The paper published a letter comparing the outspoken Greek billionaire and the Commander in Chief–could a political career be in David’s future?
Just a day after the Los Angeles Times published a front page feature about Alki David, the tech and entertainment mogul, a new post went up comparing David to President Donald Trump.
“He’s a billionaire who calls his accuser deeply unattractive; an angry man absorbed in a plethora of legal imbroglios, possessing a desire to provoke and antagonize his opponents; and a man married three times, at least once to a ‘trophy wife,’” a concerned citizen wrote in L.A.’s paper-of-record.
Reached for comment, David said, “When I spoke about Elizabeth Taylor, I was referring to how unattractive it is in a person to lie, to connive, to conspire with others, and to be so blinded by greed that she’ll do anything her clearly unethical lawyers tell her to.”
“But whatever,” he added. “If the papers say she’s ugly what I can do?”

◆ INFORMATION GIVEN:
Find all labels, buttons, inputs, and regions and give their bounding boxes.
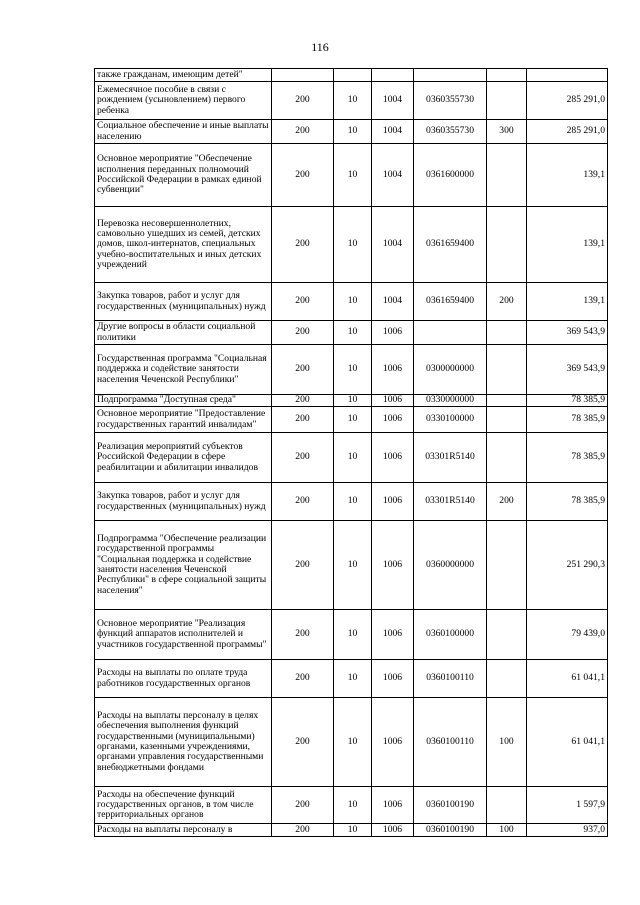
row-vr-cell xyxy=(487,610,527,660)
row-vr-cell xyxy=(487,144,527,207)
row-sum-cell xyxy=(527,69,608,82)
row-csr-cell: 0361659400 xyxy=(414,283,487,321)
row-rz-cell: 10 xyxy=(334,144,372,207)
row-csr-cell: 0360100190 xyxy=(414,824,487,837)
row-sum-cell: 139,1 xyxy=(527,144,608,207)
row-vr-cell: 300 xyxy=(487,120,527,144)
row-ved-cell: 200 xyxy=(272,321,334,345)
row-pr-cell: 1006 xyxy=(372,824,414,837)
row-csr-cell: 0360355730 xyxy=(414,82,487,120)
table-row xyxy=(95,69,608,82)
row-name-cell: Подпрограмма "Доступная среда" xyxy=(95,395,272,407)
page-number: 116 xyxy=(311,40,329,54)
row-ved-cell: 200 xyxy=(272,521,334,610)
row-name-cell: Расходы на обеспечение функций государственных органов, в том числе территориальных органов xyxy=(95,787,272,824)
row-ved-cell: 200 xyxy=(272,698,334,787)
budget-table xyxy=(94,68,608,837)
table-row xyxy=(95,483,608,521)
table-row xyxy=(95,660,608,698)
row-ved-cell: 200 xyxy=(272,345,334,395)
row-ved-cell: 200 xyxy=(272,660,334,698)
row-sum-cell: 285 291,0 xyxy=(527,82,608,120)
row-ved-cell: 200 xyxy=(272,787,334,824)
row-pr-cell: 1006 xyxy=(372,395,414,407)
row-csr-cell: 0330000000 xyxy=(414,395,487,407)
row-name-cell: Закупка товаров, работ и услуг для государственных (муниципальных) нужд xyxy=(95,283,272,321)
row-sum-cell: 251 290,3 xyxy=(527,521,608,610)
row-rz-cell: 10 xyxy=(334,321,372,345)
row-sum-cell: 79 439,0 xyxy=(527,610,608,660)
row-csr-cell: 03301R5140 xyxy=(414,483,487,521)
row-pr-cell: 1004 xyxy=(372,144,414,207)
row-pr-cell: 1006 xyxy=(372,321,414,345)
row-ved-cell: 200 xyxy=(272,395,334,407)
row-pr-cell: 1006 xyxy=(372,483,414,521)
table-row xyxy=(95,395,608,407)
row-name-cell: Социальное обеспечение и иные выплаты населению xyxy=(95,120,272,144)
row-vr-cell xyxy=(487,82,527,120)
row-vr-cell: 100 xyxy=(487,824,527,837)
row-csr-cell: 0360355730 xyxy=(414,120,487,144)
table-row xyxy=(95,321,608,345)
row-pr-cell: 1006 xyxy=(372,521,414,610)
row-ved-cell: 200 xyxy=(272,407,334,433)
row-sum-cell: 78 385,9 xyxy=(527,407,608,433)
row-name-cell: Ежемесячное пособие в связи с рождением (усыновлением) первого ребенка xyxy=(95,82,272,120)
row-vr-cell xyxy=(487,433,527,483)
row-rz-cell: 10 xyxy=(334,82,372,120)
row-vr-cell xyxy=(487,521,527,610)
row-vr-cell xyxy=(487,321,527,345)
table-row xyxy=(95,521,608,610)
table-row xyxy=(95,610,608,660)
row-rz-cell: 10 xyxy=(334,824,372,837)
row-pr-cell xyxy=(372,69,414,82)
row-sum-cell: 937,0 xyxy=(527,824,608,837)
row-name-cell: Закупка товаров, работ и услуг для государственных (муниципальных) нужд xyxy=(95,483,272,521)
row-csr-cell: 0360000000 xyxy=(414,521,487,610)
row-csr-cell: 0361600000 xyxy=(414,144,487,207)
row-sum-cell: 61 041,1 xyxy=(527,660,608,698)
row-rz-cell: 10 xyxy=(334,120,372,144)
row-rz-cell: 10 xyxy=(334,483,372,521)
table-row xyxy=(95,144,608,207)
row-vr-cell xyxy=(487,407,527,433)
row-vr-cell xyxy=(487,787,527,824)
row-vr-cell: 200 xyxy=(487,283,527,321)
row-rz-cell: 10 xyxy=(334,433,372,483)
row-vr-cell xyxy=(487,660,527,698)
row-rz-cell: 10 xyxy=(334,283,372,321)
row-ved-cell: 200 xyxy=(272,483,334,521)
row-vr-cell: 200 xyxy=(487,483,527,521)
table-row xyxy=(95,283,608,321)
row-vr-cell xyxy=(487,69,527,82)
budget-table-body xyxy=(95,69,608,837)
row-pr-cell: 1006 xyxy=(372,660,414,698)
row-pr-cell: 1006 xyxy=(372,345,414,395)
row-rz-cell: 10 xyxy=(334,407,372,433)
row-pr-cell: 1004 xyxy=(372,283,414,321)
row-rz-cell: 10 xyxy=(334,345,372,395)
row-vr-cell xyxy=(487,345,527,395)
row-rz-cell: 10 xyxy=(334,698,372,787)
row-name-cell: Расходы на выплаты персоналу в xyxy=(95,824,272,837)
row-name-cell: Расходы на выплаты персоналу в целях обеспечения выполнения функций государственными (муниципальными) органами, казенными учреждениями, органами управления государственными внебюджетными фондами xyxy=(95,698,272,787)
row-pr-cell: 1006 xyxy=(372,610,414,660)
row-rz-cell: 10 xyxy=(334,610,372,660)
row-rz-cell xyxy=(334,69,372,82)
table-row xyxy=(95,345,608,395)
row-name-cell: Реализация мероприятий субъектов Российской Федерации в сфере реабилитации и абилитации инвалидов xyxy=(95,433,272,483)
row-sum-cell: 1 597,9 xyxy=(527,787,608,824)
table-row xyxy=(95,787,608,824)
row-sum-cell: 369 543,9 xyxy=(527,321,608,345)
row-ved-cell: 200 xyxy=(272,433,334,483)
row-pr-cell: 1004 xyxy=(372,207,414,283)
row-sum-cell: 78 385,9 xyxy=(527,395,608,407)
row-name-cell: Основное мероприятие "Предоставление государственных гарантий инвалидам" xyxy=(95,407,272,433)
row-ved-cell xyxy=(272,69,334,82)
row-ved-cell: 200 xyxy=(272,144,334,207)
row-csr-cell: 0300000000 xyxy=(414,345,487,395)
row-pr-cell: 1006 xyxy=(372,698,414,787)
row-csr-cell xyxy=(414,69,487,82)
row-sum-cell: 78 385,9 xyxy=(527,433,608,483)
row-rz-cell: 10 xyxy=(334,207,372,283)
row-ved-cell: 200 xyxy=(272,610,334,660)
table-row xyxy=(95,82,608,120)
row-name-cell: Другие вопросы в области социальной политики xyxy=(95,321,272,345)
row-pr-cell: 1006 xyxy=(372,407,414,433)
row-rz-cell: 10 xyxy=(334,521,372,610)
row-ved-cell: 200 xyxy=(272,283,334,321)
table-row xyxy=(95,407,608,433)
row-sum-cell: 61 041,1 xyxy=(527,698,608,787)
table-row xyxy=(95,120,608,144)
row-csr-cell xyxy=(414,321,487,345)
table-row xyxy=(95,433,608,483)
table-row xyxy=(95,698,608,787)
row-pr-cell: 1006 xyxy=(372,433,414,483)
row-sum-cell: 139,1 xyxy=(527,207,608,283)
row-csr-cell: 0330100000 xyxy=(414,407,487,433)
row-ved-cell: 200 xyxy=(272,82,334,120)
row-sum-cell: 285 291,0 xyxy=(527,120,608,144)
row-rz-cell: 10 xyxy=(334,787,372,824)
row-name-cell: Расходы на выплаты по оплате труда работников государственных органов xyxy=(95,660,272,698)
row-pr-cell: 1006 xyxy=(372,787,414,824)
row-name-cell: также гражданам, имеющим детей" xyxy=(95,69,272,82)
row-rz-cell: 10 xyxy=(334,395,372,407)
row-ved-cell: 200 xyxy=(272,824,334,837)
row-vr-cell xyxy=(487,395,527,407)
row-csr-cell: 0360100190 xyxy=(414,787,487,824)
row-name-cell: Основное мероприятие "Обеспечение исполнения переданных полномочий Российской Федерации в рамках единой субвенции" xyxy=(95,144,272,207)
row-vr-cell xyxy=(487,207,527,283)
row-pr-cell: 1004 xyxy=(372,120,414,144)
row-csr-cell: 0361659400 xyxy=(414,207,487,283)
row-name-cell: Подпрограмма "Обеспечение реализации государственной программы "Социальная поддержка и содействие занятости населения Чеченской Республики" в сфере социальной защиты населения" xyxy=(95,521,272,610)
row-csr-cell: 0360100000 xyxy=(414,610,487,660)
row-rz-cell: 10 xyxy=(334,660,372,698)
row-ved-cell: 200 xyxy=(272,120,334,144)
row-csr-cell: 03301R5140 xyxy=(414,433,487,483)
row-name-cell: Перевозка несовершеннолетних, самовольно ушедших из семей, детских домов, школ-интернатов, специальных учебно-воспитательных и иных детских учреждений xyxy=(95,207,272,283)
row-name-cell: Государственная программа "Социальная поддержка и содействие занятости населения Чеченской Республики" xyxy=(95,345,272,395)
row-sum-cell: 78 385,9 xyxy=(527,483,608,521)
table-row xyxy=(95,207,608,283)
row-vr-cell: 100 xyxy=(487,698,527,787)
row-sum-cell: 369 543,9 xyxy=(527,345,608,395)
row-csr-cell: 0360100110 xyxy=(414,698,487,787)
table-row xyxy=(95,824,608,837)
row-sum-cell: 139,1 xyxy=(527,283,608,321)
row-ved-cell: 200 xyxy=(272,207,334,283)
row-pr-cell: 1004 xyxy=(372,82,414,120)
row-csr-cell: 0360100110 xyxy=(414,660,487,698)
row-name-cell: Основное мероприятие "Реализация функций аппаратов исполнителей и участников государственной программы" xyxy=(95,610,272,660)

◆ TASK DIRECTIONS: Continue the article about Alki David and the Los Angeles Times letter comparing him to President Donald Trump, starting after its final quoted remark.

◆ OUTPUT FOR THIS EXERCISE:
As for the legal imbroglios, he said, “Yes, I’ve been fighting in courts for years. I’ve fought to protect my inventions and patents. I’ve fought to protect my companies and my employees’ jobs. I’ve taken on all the major TV networks in this country in cases that went all the way to the top. This batch of claims against me are all cooked up by Lisa Bloom and her mother Gloria Allred–we have shown evidence in texts with the plaintiffs coercing eachother to join in in exchange for money and jobs.”
About the wives, he said, “And now I’ve found the perfect woman, my girlfriend who truly taught me how to love.”
And lastly about Donald Trump, he said, “Listen, Trump signed the Farm Bill which legalized hemp growing in the U.S. My company Swissx is able to grow 1000s of acres of hemp now, much of it in Puerto Rico, and that is creating jobs, lots of jobs.”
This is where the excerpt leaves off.